— BEGIN THE INPUT —
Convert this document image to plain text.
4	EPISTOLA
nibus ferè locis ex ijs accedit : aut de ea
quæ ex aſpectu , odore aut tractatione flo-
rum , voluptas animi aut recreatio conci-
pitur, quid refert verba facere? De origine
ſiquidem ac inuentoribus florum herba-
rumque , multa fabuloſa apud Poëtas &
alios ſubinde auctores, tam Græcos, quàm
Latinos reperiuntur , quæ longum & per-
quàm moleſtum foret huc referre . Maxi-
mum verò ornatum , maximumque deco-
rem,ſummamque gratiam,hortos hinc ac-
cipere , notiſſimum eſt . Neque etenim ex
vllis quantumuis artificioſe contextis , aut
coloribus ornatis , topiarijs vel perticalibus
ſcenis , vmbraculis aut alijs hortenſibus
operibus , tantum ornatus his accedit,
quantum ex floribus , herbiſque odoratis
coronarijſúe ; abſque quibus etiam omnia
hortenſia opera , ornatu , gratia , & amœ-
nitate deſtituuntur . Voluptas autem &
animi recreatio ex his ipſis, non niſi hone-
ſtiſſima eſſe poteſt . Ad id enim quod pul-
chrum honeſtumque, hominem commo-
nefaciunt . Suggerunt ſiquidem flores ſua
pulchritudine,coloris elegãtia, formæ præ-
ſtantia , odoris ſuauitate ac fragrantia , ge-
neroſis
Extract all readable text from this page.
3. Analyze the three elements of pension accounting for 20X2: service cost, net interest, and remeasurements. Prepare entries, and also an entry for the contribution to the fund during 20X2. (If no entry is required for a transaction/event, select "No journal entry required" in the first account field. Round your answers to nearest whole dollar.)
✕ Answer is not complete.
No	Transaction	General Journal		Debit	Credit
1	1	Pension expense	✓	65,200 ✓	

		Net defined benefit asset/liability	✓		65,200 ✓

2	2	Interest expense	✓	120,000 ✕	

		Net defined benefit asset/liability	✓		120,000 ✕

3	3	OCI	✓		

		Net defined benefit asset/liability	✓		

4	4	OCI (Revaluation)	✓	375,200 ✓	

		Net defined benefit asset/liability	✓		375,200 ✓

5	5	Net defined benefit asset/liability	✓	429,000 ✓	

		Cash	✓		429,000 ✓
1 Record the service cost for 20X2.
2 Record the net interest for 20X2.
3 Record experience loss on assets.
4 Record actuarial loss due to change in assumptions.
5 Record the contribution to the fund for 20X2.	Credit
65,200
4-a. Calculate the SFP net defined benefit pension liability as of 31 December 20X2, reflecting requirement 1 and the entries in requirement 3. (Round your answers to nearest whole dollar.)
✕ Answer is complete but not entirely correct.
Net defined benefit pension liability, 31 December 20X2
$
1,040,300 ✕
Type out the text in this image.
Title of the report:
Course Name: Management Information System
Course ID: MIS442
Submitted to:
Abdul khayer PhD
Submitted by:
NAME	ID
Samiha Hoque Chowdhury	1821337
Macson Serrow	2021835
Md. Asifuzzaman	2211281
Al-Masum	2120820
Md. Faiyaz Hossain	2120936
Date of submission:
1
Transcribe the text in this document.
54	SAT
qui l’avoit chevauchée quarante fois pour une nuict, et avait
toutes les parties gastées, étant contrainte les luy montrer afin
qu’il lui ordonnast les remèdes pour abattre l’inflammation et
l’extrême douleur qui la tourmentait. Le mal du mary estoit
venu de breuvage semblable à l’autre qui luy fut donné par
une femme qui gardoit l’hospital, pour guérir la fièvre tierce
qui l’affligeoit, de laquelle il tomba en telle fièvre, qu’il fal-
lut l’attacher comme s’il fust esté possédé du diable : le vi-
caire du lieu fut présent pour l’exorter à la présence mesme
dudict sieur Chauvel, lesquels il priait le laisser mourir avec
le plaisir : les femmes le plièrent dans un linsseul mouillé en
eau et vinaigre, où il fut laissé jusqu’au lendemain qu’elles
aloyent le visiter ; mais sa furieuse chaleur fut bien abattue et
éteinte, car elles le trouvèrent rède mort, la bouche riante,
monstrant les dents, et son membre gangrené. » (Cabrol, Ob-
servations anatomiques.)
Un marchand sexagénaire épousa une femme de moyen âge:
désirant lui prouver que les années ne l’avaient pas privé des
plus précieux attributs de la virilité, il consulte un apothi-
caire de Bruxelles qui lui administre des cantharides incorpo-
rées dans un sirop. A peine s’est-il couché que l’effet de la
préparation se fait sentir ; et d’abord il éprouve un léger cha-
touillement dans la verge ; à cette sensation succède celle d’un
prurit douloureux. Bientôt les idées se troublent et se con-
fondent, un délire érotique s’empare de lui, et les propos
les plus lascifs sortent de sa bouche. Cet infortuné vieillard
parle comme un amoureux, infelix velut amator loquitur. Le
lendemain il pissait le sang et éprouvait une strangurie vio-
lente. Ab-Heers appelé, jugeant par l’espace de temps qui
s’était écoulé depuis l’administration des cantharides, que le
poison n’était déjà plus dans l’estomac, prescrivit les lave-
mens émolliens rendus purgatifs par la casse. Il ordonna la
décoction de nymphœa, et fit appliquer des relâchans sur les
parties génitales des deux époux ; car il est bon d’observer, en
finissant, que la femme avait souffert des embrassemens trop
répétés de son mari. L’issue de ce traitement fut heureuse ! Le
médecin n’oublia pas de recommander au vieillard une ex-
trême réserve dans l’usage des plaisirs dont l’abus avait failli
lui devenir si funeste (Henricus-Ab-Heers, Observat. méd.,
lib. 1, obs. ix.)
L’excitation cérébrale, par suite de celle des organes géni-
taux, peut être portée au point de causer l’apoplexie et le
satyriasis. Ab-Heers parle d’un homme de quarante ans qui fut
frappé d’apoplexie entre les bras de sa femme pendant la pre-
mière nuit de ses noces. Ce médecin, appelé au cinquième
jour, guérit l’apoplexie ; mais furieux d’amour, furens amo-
— END THE INPUT —
#### WHAT YOU ARE ASKED TO DO
Count each line above in which the string "ſiquidem" appears, then state only the total.

#### EXERCISE OUTPUT
2